(Dataset items)
((
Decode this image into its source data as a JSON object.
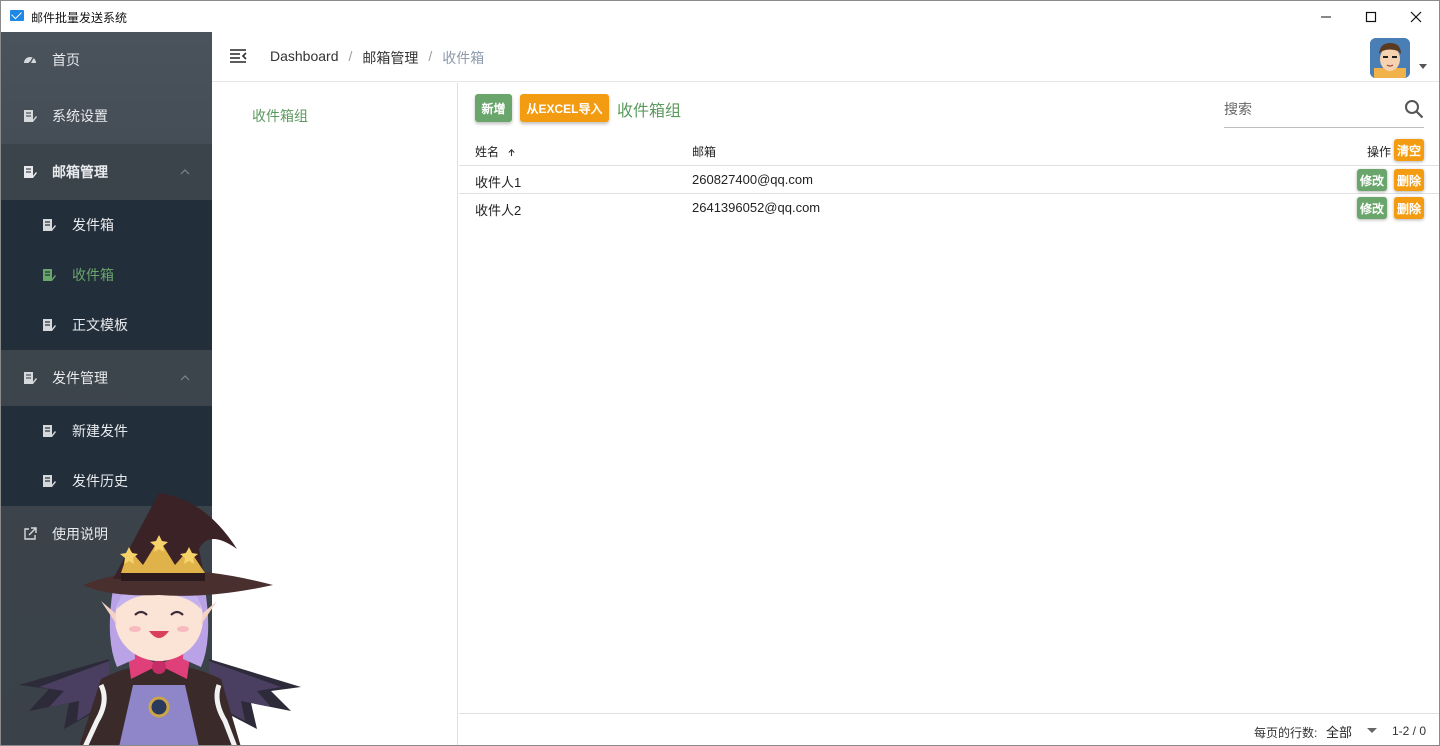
{
  "window": {
    "title": "邮件批量发送系统",
    "icon": "mail-icon",
    "controls": [
      "minimize-icon",
      "maximize-icon",
      "close-icon"
    ]
  },
  "sidebar": {
    "items": [
      {
        "label": "首页",
        "icon": "dashboard-icon"
      },
      {
        "label": "系统设置",
        "icon": "edit-doc-icon"
      },
      {
        "label": "邮箱管理",
        "icon": "edit-doc-icon",
        "expanded": true,
        "children": [
          {
            "label": "发件箱",
            "icon": "edit-doc-icon"
          },
          {
            "label": "收件箱",
            "icon": "edit-doc-icon",
            "selected": true
          },
          {
            "label": "正文模板",
            "icon": "edit-doc-icon"
          }
        ]
      },
      {
        "label": "发件管理",
        "icon": "edit-doc-icon",
        "expanded": true,
        "children": [
          {
            "label": "新建发件",
            "icon": "edit-doc-icon"
          },
          {
            "label": "发件历史",
            "icon": "edit-doc-icon"
          }
        ]
      },
      {
        "label": "使用说明",
        "icon": "external-link-icon"
      }
    ]
  },
  "header": {
    "breadcrumb": [
      "Dashboard",
      "邮箱管理",
      "收件箱"
    ]
  },
  "groups": {
    "items": [
      "收件箱组"
    ]
  },
  "toolbar": {
    "add_label": "新增",
    "import_label": "从EXCEL导入",
    "section_title": "收件箱组",
    "search_placeholder": "搜索"
  },
  "table": {
    "columns": {
      "name": "姓名",
      "email": "邮箱",
      "actions": "操作"
    },
    "clear_label": "清空",
    "sort": "ascending",
    "rows": [
      {
        "name": "收件人1",
        "email": "260827400@qq.com",
        "edit": "修改",
        "delete": "删除"
      },
      {
        "name": "收件人2",
        "email": "2641396052@qq.com",
        "edit": "修改",
        "delete": "删除"
      }
    ]
  },
  "footer": {
    "rows_per_page_label": "每页的行数:",
    "rows_per_page_value": "全部",
    "range": "1-2 / 0"
  },
  "colors": {
    "accent_green": "#6aa56c",
    "accent_orange": "#f39c12",
    "sidebar_bg": "#3c444c",
    "submenu_bg": "#222e3a"
  }
}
))
Written instruction
Copy out every line that includes the word "email".

Response below
      "email": "邮箱",
        "email": "260827400@qq.com",
        "email": "2641396052@qq.com",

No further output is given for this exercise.